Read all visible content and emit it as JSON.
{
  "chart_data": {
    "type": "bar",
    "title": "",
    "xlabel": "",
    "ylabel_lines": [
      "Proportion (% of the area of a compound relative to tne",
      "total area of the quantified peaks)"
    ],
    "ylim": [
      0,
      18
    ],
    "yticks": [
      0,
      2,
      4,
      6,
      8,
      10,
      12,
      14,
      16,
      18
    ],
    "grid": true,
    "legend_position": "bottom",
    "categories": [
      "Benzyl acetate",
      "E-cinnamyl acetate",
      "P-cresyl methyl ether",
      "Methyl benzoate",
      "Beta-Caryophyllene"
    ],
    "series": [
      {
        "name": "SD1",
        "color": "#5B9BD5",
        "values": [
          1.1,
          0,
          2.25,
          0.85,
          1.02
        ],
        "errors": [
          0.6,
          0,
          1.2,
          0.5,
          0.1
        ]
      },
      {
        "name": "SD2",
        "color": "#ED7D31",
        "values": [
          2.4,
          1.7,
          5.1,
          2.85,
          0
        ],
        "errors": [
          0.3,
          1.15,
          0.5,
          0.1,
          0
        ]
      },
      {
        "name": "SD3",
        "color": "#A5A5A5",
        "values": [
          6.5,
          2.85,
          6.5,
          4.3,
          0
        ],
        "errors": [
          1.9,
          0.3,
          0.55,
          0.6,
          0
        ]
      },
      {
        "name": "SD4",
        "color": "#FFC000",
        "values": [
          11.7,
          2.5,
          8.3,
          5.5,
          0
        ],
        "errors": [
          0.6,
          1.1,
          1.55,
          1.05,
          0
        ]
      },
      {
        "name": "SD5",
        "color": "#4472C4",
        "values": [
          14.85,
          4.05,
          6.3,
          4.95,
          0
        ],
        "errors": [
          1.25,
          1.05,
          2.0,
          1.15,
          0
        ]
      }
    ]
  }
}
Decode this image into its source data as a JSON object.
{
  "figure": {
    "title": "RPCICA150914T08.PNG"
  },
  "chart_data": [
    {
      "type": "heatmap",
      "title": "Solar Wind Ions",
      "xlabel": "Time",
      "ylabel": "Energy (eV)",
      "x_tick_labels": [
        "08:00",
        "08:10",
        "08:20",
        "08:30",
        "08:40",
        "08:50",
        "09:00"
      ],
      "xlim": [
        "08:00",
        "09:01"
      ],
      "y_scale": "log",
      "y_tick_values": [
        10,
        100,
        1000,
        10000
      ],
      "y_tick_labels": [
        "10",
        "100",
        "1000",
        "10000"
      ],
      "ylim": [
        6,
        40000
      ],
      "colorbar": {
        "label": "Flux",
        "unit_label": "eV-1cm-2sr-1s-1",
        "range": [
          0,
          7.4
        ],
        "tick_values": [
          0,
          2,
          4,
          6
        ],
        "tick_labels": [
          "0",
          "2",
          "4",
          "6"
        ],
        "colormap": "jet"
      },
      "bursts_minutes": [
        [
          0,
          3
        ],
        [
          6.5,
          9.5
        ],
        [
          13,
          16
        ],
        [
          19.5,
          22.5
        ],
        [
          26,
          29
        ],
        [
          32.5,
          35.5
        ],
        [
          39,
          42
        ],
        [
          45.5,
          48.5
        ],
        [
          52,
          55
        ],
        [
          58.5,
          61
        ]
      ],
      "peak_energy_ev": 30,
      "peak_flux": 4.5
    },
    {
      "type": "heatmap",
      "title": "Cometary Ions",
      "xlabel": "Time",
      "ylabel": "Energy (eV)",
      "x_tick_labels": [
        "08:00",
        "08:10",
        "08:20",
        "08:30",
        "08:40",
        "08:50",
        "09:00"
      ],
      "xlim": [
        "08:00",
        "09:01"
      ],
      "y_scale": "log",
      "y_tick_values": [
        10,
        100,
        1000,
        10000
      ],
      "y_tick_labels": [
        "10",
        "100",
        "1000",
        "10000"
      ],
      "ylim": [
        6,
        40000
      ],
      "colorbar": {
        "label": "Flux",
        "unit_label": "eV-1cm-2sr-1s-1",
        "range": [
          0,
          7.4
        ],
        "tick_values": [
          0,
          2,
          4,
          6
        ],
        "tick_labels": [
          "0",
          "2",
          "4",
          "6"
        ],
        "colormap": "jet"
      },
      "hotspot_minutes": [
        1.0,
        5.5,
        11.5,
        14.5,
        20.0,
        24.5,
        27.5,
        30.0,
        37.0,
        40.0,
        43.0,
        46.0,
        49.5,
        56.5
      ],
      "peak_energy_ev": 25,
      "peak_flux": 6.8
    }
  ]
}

·····

Given exercise: In the entries above, identify each line that includes the string "name", then copy it.

Full response:
        "name": "SD1",
        "name": "SD2",
        "name": "SD3",
        "name": "SD4",
        "name": "SD5",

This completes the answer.